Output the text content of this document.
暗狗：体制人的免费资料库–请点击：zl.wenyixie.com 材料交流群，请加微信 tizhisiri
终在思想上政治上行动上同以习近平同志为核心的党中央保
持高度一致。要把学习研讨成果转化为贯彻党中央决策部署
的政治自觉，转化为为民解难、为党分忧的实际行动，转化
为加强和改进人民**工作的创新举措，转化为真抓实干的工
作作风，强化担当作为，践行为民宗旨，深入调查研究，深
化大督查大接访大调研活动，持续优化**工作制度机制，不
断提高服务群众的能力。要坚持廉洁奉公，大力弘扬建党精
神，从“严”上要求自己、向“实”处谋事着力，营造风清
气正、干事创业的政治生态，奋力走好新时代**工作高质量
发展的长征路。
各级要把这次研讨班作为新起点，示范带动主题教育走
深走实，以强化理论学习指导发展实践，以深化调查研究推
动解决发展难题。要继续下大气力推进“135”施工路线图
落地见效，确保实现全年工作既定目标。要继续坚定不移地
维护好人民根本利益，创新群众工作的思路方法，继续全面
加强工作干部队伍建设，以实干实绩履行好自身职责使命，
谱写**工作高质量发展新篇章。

» **WORK TO DO**
Write the data from above out again, exactly.

» **TASK OUTPUT**
Output the text content of this document.
暗狗：体制人的免费资料库–请点击：zl.wenyixie.com 材料交流群，请加微信 tizhisiri
终在思想上政治上行动上同以习近平同志为核心的党中央保
持高度一致。要把学习研讨成果转化为贯彻党中央决策部署
的政治自觉，转化为为民解难、为党分忧的实际行动，转化
为加强和改进人民**工作的创新举措，转化为真抓实干的工
作作风，强化担当作为，践行为民宗旨，深入调查研究，深
化大督查大接访大调研活动，持续优化**工作制度机制，不
断提高服务群众的能力。要坚持廉洁奉公，大力弘扬建党精
神，从“严”上要求自己、向“实”处谋事着力，营造风清
气正、干事创业的政治生态，奋力走好新时代**工作高质量
发展的长征路。
各级要把这次研讨班作为新起点，示范带动主题教育走
深走实，以强化理论学习指导发展实践，以深化调查研究推
动解决发展难题。要继续下大气力推进“135”施工路线图
落地见效，确保实现全年工作既定目标。要继续坚定不移地
维护好人民根本利益，创新群众工作的思路方法，继续全面
加强工作干部队伍建设，以实干实绩履行好自身职责使命，
谱写**工作高质量发展新篇章。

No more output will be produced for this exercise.